═══ Provided material ═══

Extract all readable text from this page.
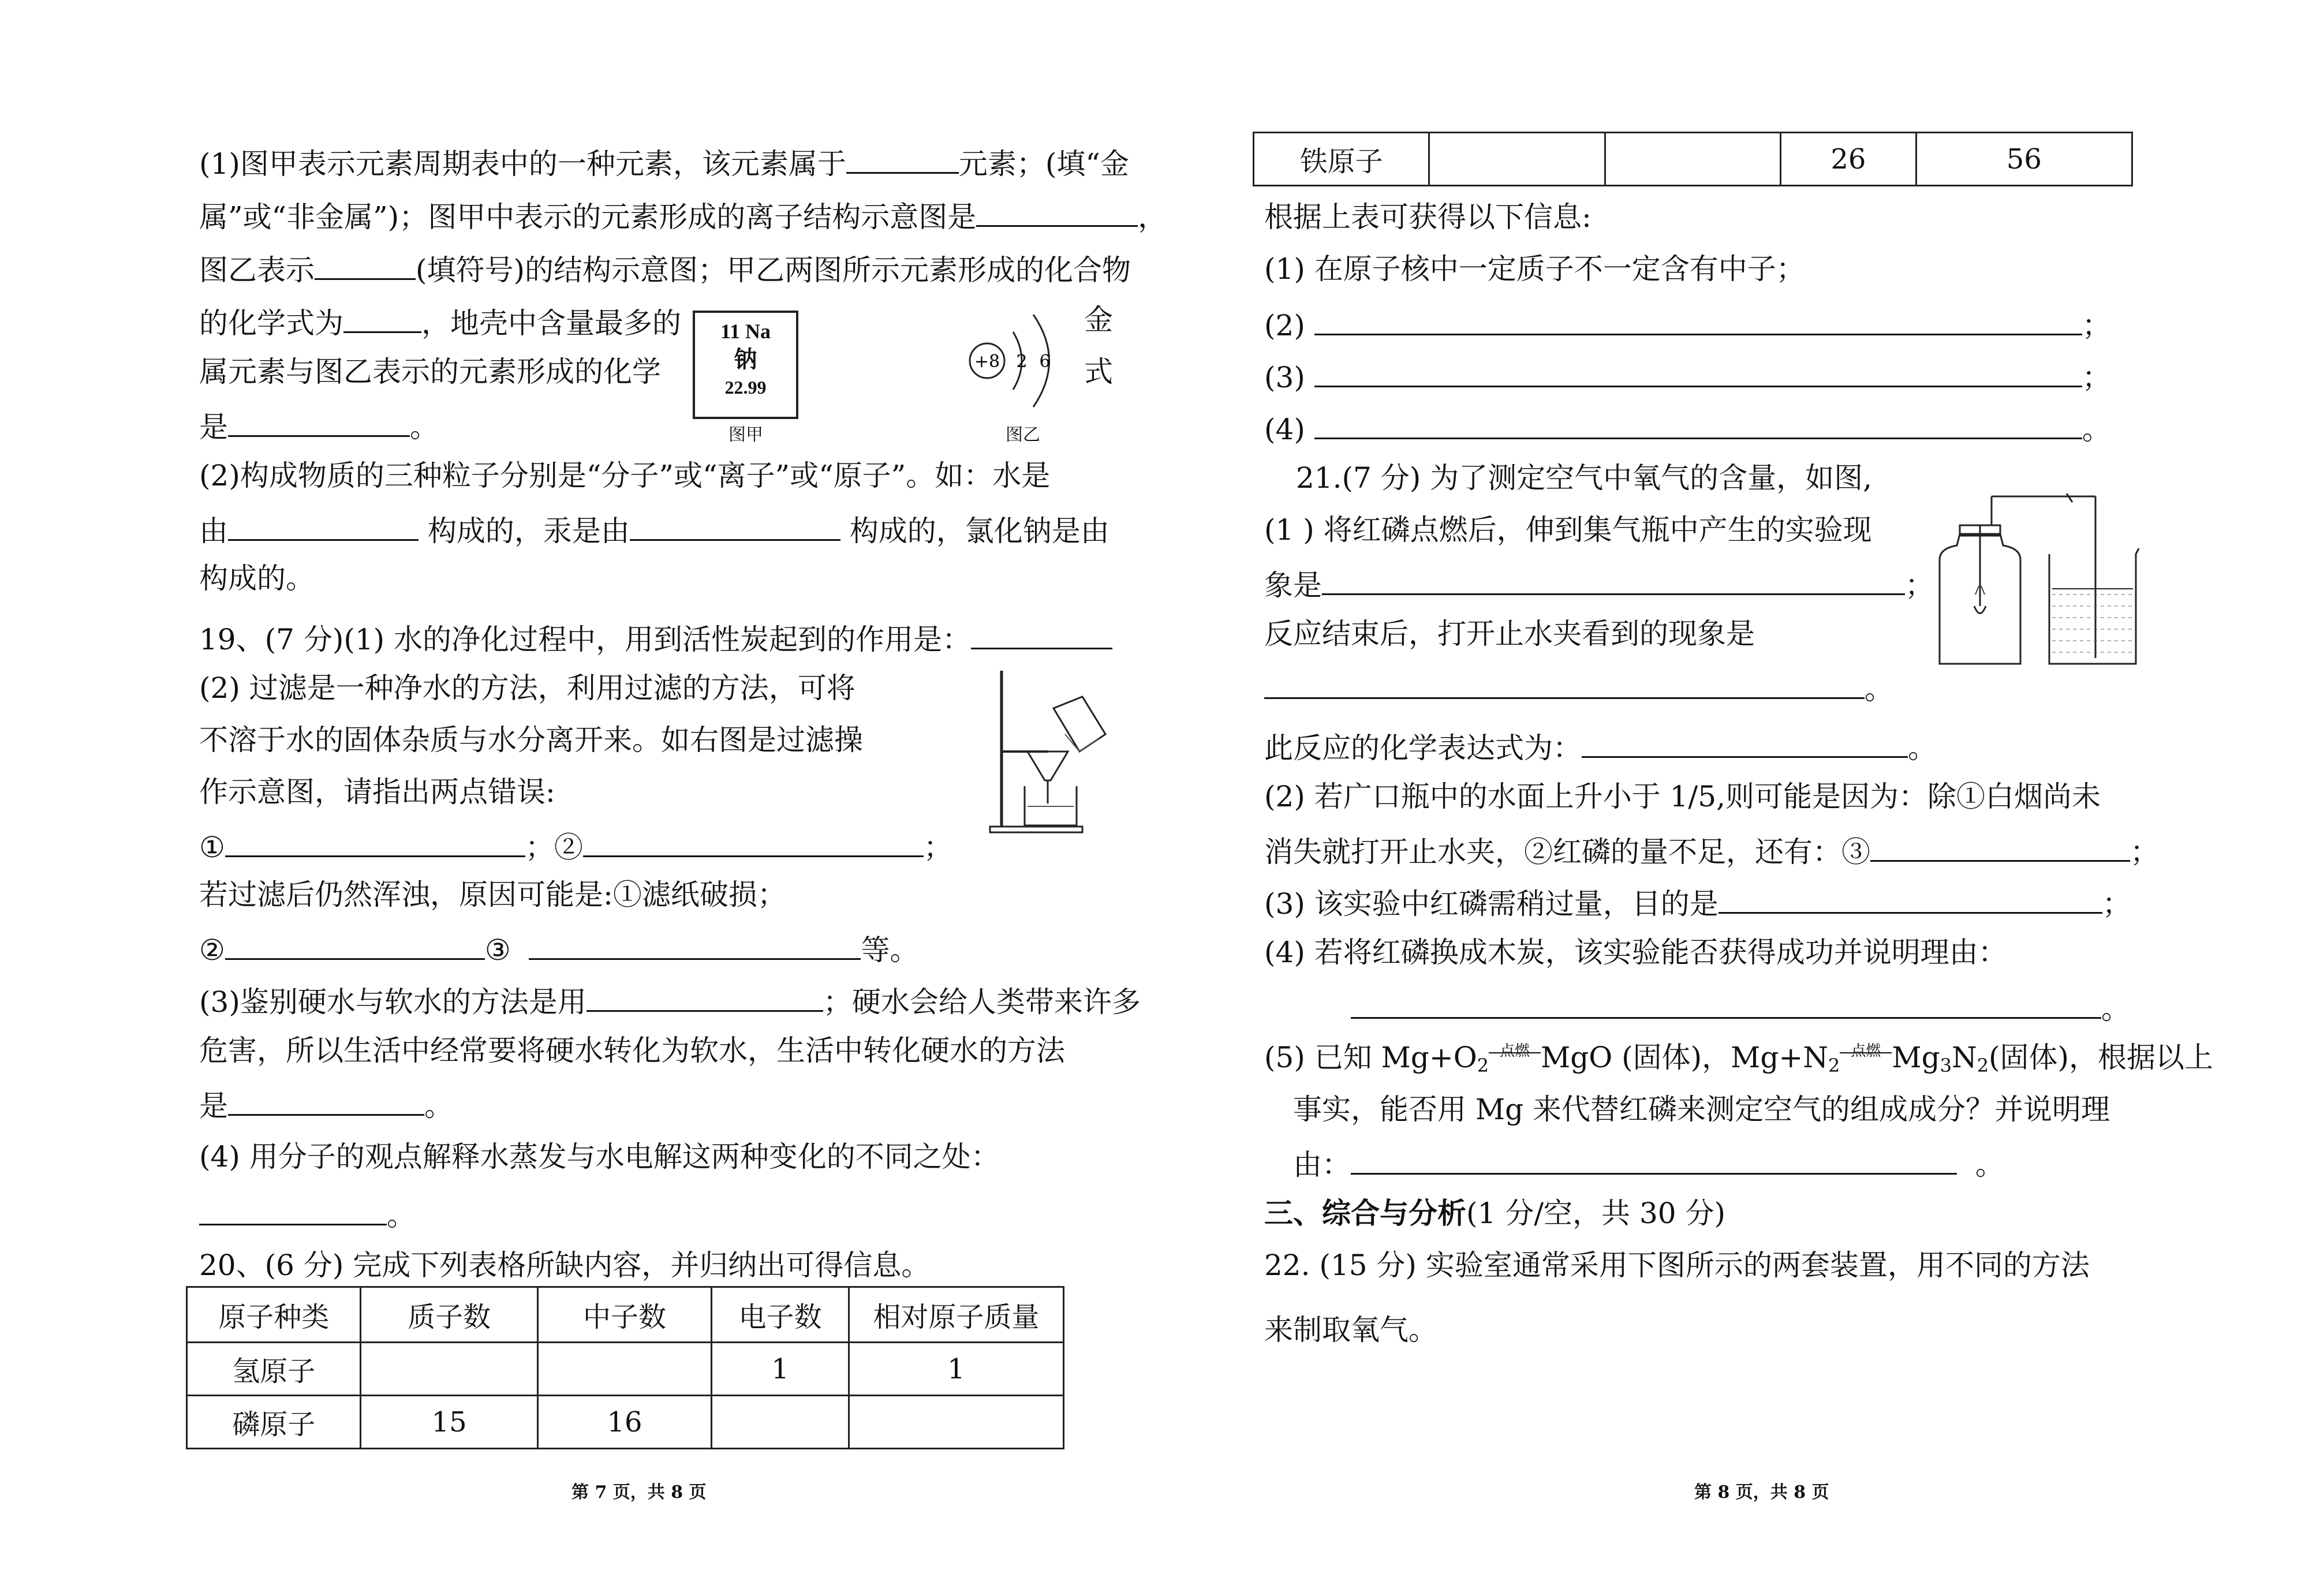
(1)图甲表示元素周期表中的一种元素，该元素属于	元素；(填“金
属”或“非金属”)；图甲中表示的元素形成的离子结构示意图是	，
图乙表示	(填符号)的结构示意图；甲乙两图所示元素形成的化合物
的化学式为	，地壳中含量最多的	金
属元素与图乙表示的元素形成的化学	式
是	。
11 Na
钠
22.99
图甲
+8 2 6
图乙
(2)构成物质的三种粒子分别是“分子”或“离子”或“原子”。如：水是
由	构成的，汞是由	构成的，氯化钠是由
构成的。
19、(7 分)(1) 水的净化过程中，用到活性炭起到的作用是：
(2) 过滤是一种净水的方法，利用过滤的方法，可将
不溶于水的固体杂质与水分离开来。如右图是过滤操
作示意图，请指出两点错误:
①	；②	；
若过滤后仍然浑浊，原因可能是:①滤纸破损；
②	③	等。
(3)鉴别硬水与软水的方法是用	；硬水会给人类带来许多
危害，所以生活中经常要将硬水转化为软水，生活中转化硬水的方法
是	。
(4) 用分子的观点解释水蒸发与水电解这两种变化的不同之处：
。
20、(6 分) 完成下列表格所缺内容，并归纳出可得信息。
原子种类	质子数	中子数	电子数	相对原子质量
氢原子			1	1
磷原子	15	16		
第 7 页，共 8 页
铁原子			26	56
根据上表可获得以下信息:
(1) 在原子核中一定质子不一定含有中子；
(2)	；
(3)	；
(4)	。
21.(7 分) 为了测定空气中氧气的含量，如图,
(1 ) 将红磷点燃后，伸到集气瓶中产生的实验现
象是	；
反应结束后，打开止水夹看到的现象是
。
此反应的化学表达式为：	。
(2) 若广口瓶中的水面上升小于 1/5,则可能是因为：除①白烟尚未
消失就打开止水夹，②红磷的量不足，还有：③	；
(3) 该实验中红磷需稍过量，目的是	；
(4) 若将红磷换成木炭，该实验能否获得成功并说明理由：
。
(5) 已知 $Mg+O_2$
点燃 MgO (固体)，$Mg+N_2$
点燃 $Mg_3N_2$(固体)，根据以上
事实，能否用 Mg 来代替红磷来测定空气的组成成分？并说明理
由：	。
三、综合与分析(1 分/空，共 30 分)
22. (15 分) 实验室通常采用下图所示的两套装置，用不同的方法
来制取氧气。
第 8 页，共 8 页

═══

Required task »
Each entry must be retyped word for word, with every image omitted.

Result of this exercise »
Extract all readable text from this page.
(1)图甲表示元素周期表中的一种元素，该元素属于	元素；(填“金
属”或“非金属”)；图甲中表示的元素形成的离子结构示意图是	，
图乙表示	(填符号)的结构示意图；甲乙两图所示元素形成的化合物
的化学式为	，地壳中含量最多的	金
属元素与图乙表示的元素形成的化学	式
是	。
11 Na
钠
22.99
图甲
+8 2 6
图乙
(2)构成物质的三种粒子分别是“分子”或“离子”或“原子”。如：水是
由	构成的，汞是由	构成的，氯化钠是由
构成的。
19、(7 分)(1) 水的净化过程中，用到活性炭起到的作用是：
(2) 过滤是一种净水的方法，利用过滤的方法，可将
不溶于水的固体杂质与水分离开来。如右图是过滤操
作示意图，请指出两点错误:
①	；②	；
若过滤后仍然浑浊，原因可能是:①滤纸破损；
②	③	等。
(3)鉴别硬水与软水的方法是用	；硬水会给人类带来许多
危害，所以生活中经常要将硬水转化为软水，生活中转化硬水的方法
是	。
(4) 用分子的观点解释水蒸发与水电解这两种变化的不同之处：
。
20、(6 分) 完成下列表格所缺内容，并归纳出可得信息。
原子种类	质子数	中子数	电子数	相对原子质量
氢原子			1	1
磷原子	15	16		
第 7 页，共 8 页
铁原子			26	56
根据上表可获得以下信息:
(1) 在原子核中一定质子不一定含有中子；
(2)	；
(3)	；
(4)	。
21.(7 分) 为了测定空气中氧气的含量，如图,
(1 ) 将红磷点燃后，伸到集气瓶中产生的实验现
象是	；
反应结束后，打开止水夹看到的现象是
。
此反应的化学表达式为：	。
(2) 若广口瓶中的水面上升小于 1/5,则可能是因为：除①白烟尚未
消失就打开止水夹，②红磷的量不足，还有：③	；
(3) 该实验中红磷需稍过量，目的是	；
(4) 若将红磷换成木炭，该实验能否获得成功并说明理由：
。
(5) 已知 $Mg+O_2$
点燃 MgO (固体)，$Mg+N_2$
点燃 $Mg_3N_2$(固体)，根据以上
事实，能否用 Mg 来代替红磷来测定空气的组成成分？并说明理
由：	。
三、综合与分析(1 分/空，共 30 分)
22. (15 分) 实验室通常采用下图所示的两套装置，用不同的方法
来制取氧气。
第 8 页，共 8 页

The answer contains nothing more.